▶ Given instruction
Return the whole listing, line for line, without the pictures in it.

[Dataset records]
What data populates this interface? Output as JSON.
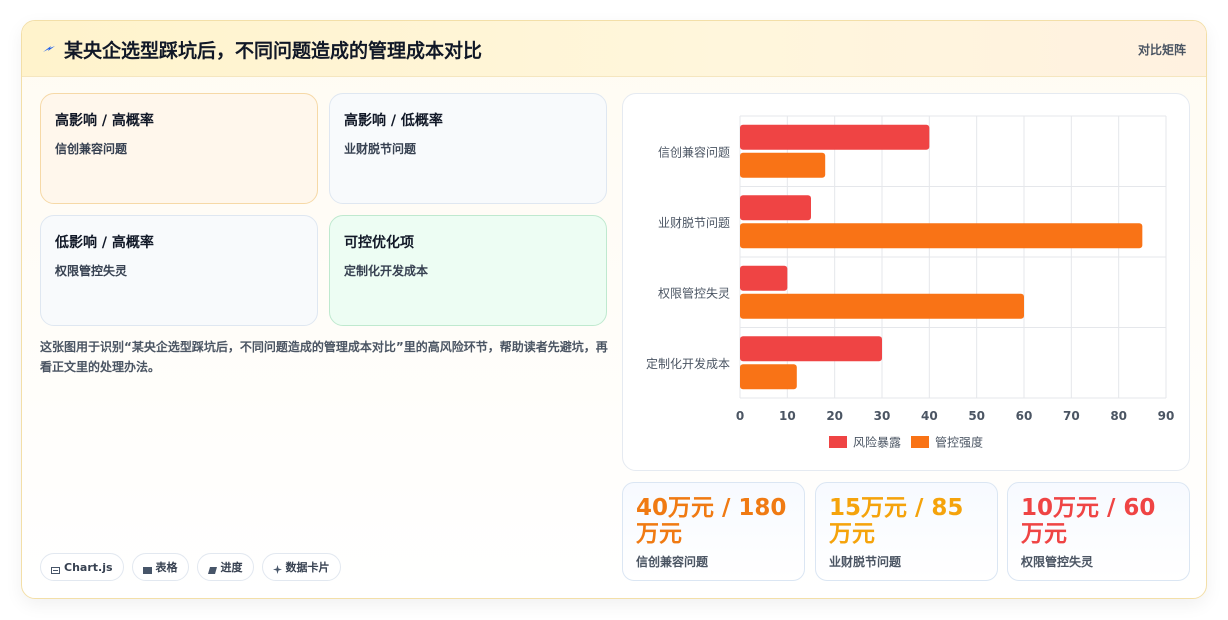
{
  "header": {
    "title": "某央企选型踩坑后，不同问题造成的管理成本对比",
    "tag": "对比矩阵"
  },
  "quadrants": [
    {
      "title": "高影响 / 高概率",
      "item": "信创兼容问题"
    },
    {
      "title": "高影响 / 低概率",
      "item": "业财脱节问题"
    },
    {
      "title": "低影响 / 高概率",
      "item": "权限管控失灵"
    },
    {
      "title": "可控优化项",
      "item": "定制化开发成本"
    }
  ],
  "description": "这张图用于识别“某央企选型踩坑后，不同问题造成的管理成本对比”里的高风险环节，帮助读者先避坑，再看正文里的处理办法。",
  "pills": [
    "Chart.js",
    "表格",
    "进度",
    "数据卡片"
  ],
  "stats": [
    {
      "value": "40万元 / 180万元",
      "label": "信创兼容问题",
      "color": "#f07a12"
    },
    {
      "value": "15万元 / 85万元",
      "label": "业财脱节问题",
      "color": "#f5a30b"
    },
    {
      "value": "10万元 / 60万元",
      "label": "权限管控失灵",
      "color": "#ef4444"
    }
  ],
  "chart_data": {
    "type": "bar",
    "orientation": "horizontal",
    "categories": [
      "信创兼容问题",
      "业财脱节问题",
      "权限管控失灵",
      "定制化开发成本"
    ],
    "series": [
      {
        "name": "风险暴露",
        "values": [
          40,
          15,
          10,
          30
        ],
        "color": "#ef4444"
      },
      {
        "name": "管控强度",
        "values": [
          18,
          85,
          60,
          12
        ],
        "color": "#f97316"
      }
    ],
    "xlim": [
      0,
      90
    ],
    "xticks": [
      0,
      10,
      20,
      30,
      40,
      50,
      60,
      70,
      80,
      90
    ],
    "grid": true,
    "legend": "bottom"
  }
}
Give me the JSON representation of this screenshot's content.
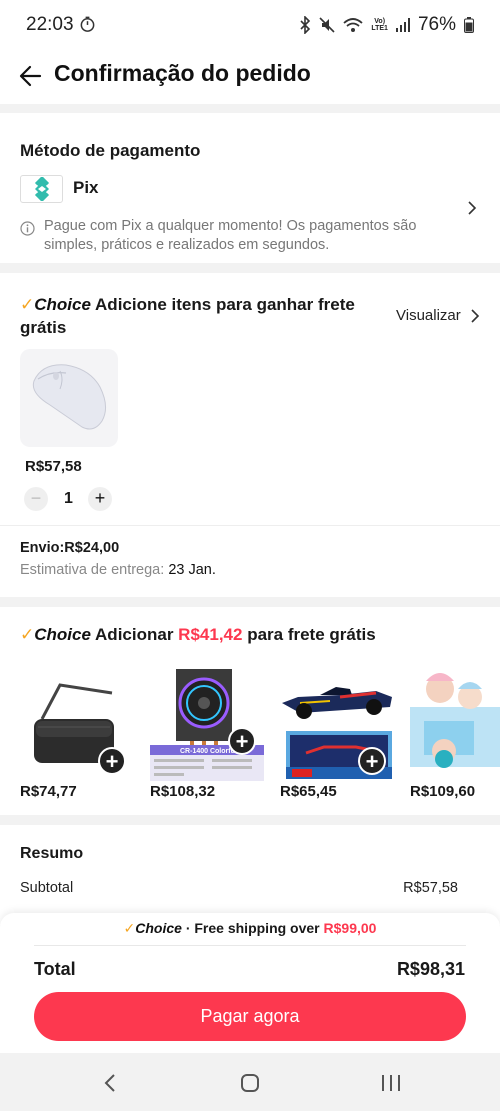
{
  "status_bar": {
    "time": "22:03",
    "battery": "76%",
    "network": "LTE1"
  },
  "header": {
    "title": "Confirmação do pedido"
  },
  "payment": {
    "title": "Método de pagamento",
    "method": "Pix",
    "description": "Pague com Pix a qualquer momento! Os pagamentos são simples, práticos e realizados em segundos."
  },
  "choice_badge": "Choice",
  "section1": {
    "title": "Adicione itens para ganhar frete grátis",
    "view_all": "Visualizar",
    "product_price": "R$57,58",
    "quantity": "1",
    "shipping_label": "Envio:R$24,00",
    "estimate_label": "Estimativa de entrega:",
    "estimate_date": "23 Jan."
  },
  "section2": {
    "title_prefix": "Adicionar",
    "title_amount": "R$41,42",
    "title_suffix": "para frete grátis",
    "items": [
      {
        "price": "R$74,77",
        "icon": "crossbody-bag"
      },
      {
        "price": "R$108,32",
        "icon": "cpu-cooler"
      },
      {
        "price": "R$65,45",
        "icon": "f1-car-model"
      },
      {
        "price": "R$109,60",
        "icon": "figure-toys"
      }
    ],
    "cooler_box_label": "CR-1400 Colorful"
  },
  "summary": {
    "title": "Resumo",
    "subtotal_label": "Subtotal",
    "subtotal_value": "R$57,58"
  },
  "footer": {
    "free_ship_text": "· Free shipping over",
    "free_ship_amount": "R$99,00",
    "total_label": "Total",
    "total_value": "R$98,31",
    "pay_button": "Pagar agora"
  },
  "colors": {
    "accent": "#fd384f",
    "choice_check": "#f5a623",
    "pix": "#32bcad"
  }
}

▶ Response to this task
What data populates this interface? Output as JSON.
{
  "header": {
    "title": "某央企选型踩坑后，不同问题造成的管理成本对比",
    "tag": "对比矩阵"
  },
  "quadrants": [
    {
      "title": "高影响 / 高概率",
      "item": "信创兼容问题"
    },
    {
      "title": "高影响 / 低概率",
      "item": "业财脱节问题"
    },
    {
      "title": "低影响 / 高概率",
      "item": "权限管控失灵"
    },
    {
      "title": "可控优化项",
      "item": "定制化开发成本"
    }
  ],
  "description": "这张图用于识别“某央企选型踩坑后，不同问题造成的管理成本对比”里的高风险环节，帮助读者先避坑，再看正文里的处理办法。",
  "pills": [
    "Chart.js",
    "表格",
    "进度",
    "数据卡片"
  ],
  "stats": [
    {
      "value": "40万元 / 180万元",
      "label": "信创兼容问题",
      "color": "#f07a12"
    },
    {
      "value": "15万元 / 85万元",
      "label": "业财脱节问题",
      "color": "#f5a30b"
    },
    {
      "value": "10万元 / 60万元",
      "label": "权限管控失灵",
      "color": "#ef4444"
    }
  ],
  "chart_data": {
    "type": "bar",
    "orientation": "horizontal",
    "categories": [
      "信创兼容问题",
      "业财脱节问题",
      "权限管控失灵",
      "定制化开发成本"
    ],
    "series": [
      {
        "name": "风险暴露",
        "values": [
          40,
          15,
          10,
          30
        ],
        "color": "#ef4444"
      },
      {
        "name": "管控强度",
        "values": [
          18,
          85,
          60,
          12
        ],
        "color": "#f97316"
      }
    ],
    "xlim": [
      0,
      90
    ],
    "xticks": [
      0,
      10,
      20,
      30,
      40,
      50,
      60,
      70,
      80,
      90
    ],
    "grid": true,
    "legend": "bottom"
  }
}
Give me the JSON representation of this screenshot's content.
{
  "status_bar": {
    "time": "22:03",
    "battery": "76%",
    "network": "LTE1"
  },
  "header": {
    "title": "Confirmação do pedido"
  },
  "payment": {
    "title": "Método de pagamento",
    "method": "Pix",
    "description": "Pague com Pix a qualquer momento! Os pagamentos são simples, práticos e realizados em segundos."
  },
  "choice_badge": "Choice",
  "section1": {
    "title": "Adicione itens para ganhar frete grátis",
    "view_all": "Visualizar",
    "product_price": "R$57,58",
    "quantity": "1",
    "shipping_label": "Envio:R$24,00",
    "estimate_label": "Estimativa de entrega:",
    "estimate_date": "23 Jan."
  },
  "section2": {
    "title_prefix": "Adicionar",
    "title_amount": "R$41,42",
    "title_suffix": "para frete grátis",
    "items": [
      {
        "price": "R$74,77",
        "icon": "crossbody-bag"
      },
      {
        "price": "R$108,32",
        "icon": "cpu-cooler"
      },
      {
        "price": "R$65,45",
        "icon": "f1-car-model"
      },
      {
        "price": "R$109,60",
        "icon": "figure-toys"
      }
    ],
    "cooler_box_label": "CR-1400 Colorful"
  },
  "summary": {
    "title": "Resumo",
    "subtotal_label": "Subtotal",
    "subtotal_value": "R$57,58"
  },
  "footer": {
    "free_ship_text": "· Free shipping over",
    "free_ship_amount": "R$99,00",
    "total_label": "Total",
    "total_value": "R$98,31",
    "pay_button": "Pagar agora"
  },
  "colors": {
    "accent": "#fd384f",
    "choice_check": "#f5a623",
    "pix": "#32bcad"
  }
}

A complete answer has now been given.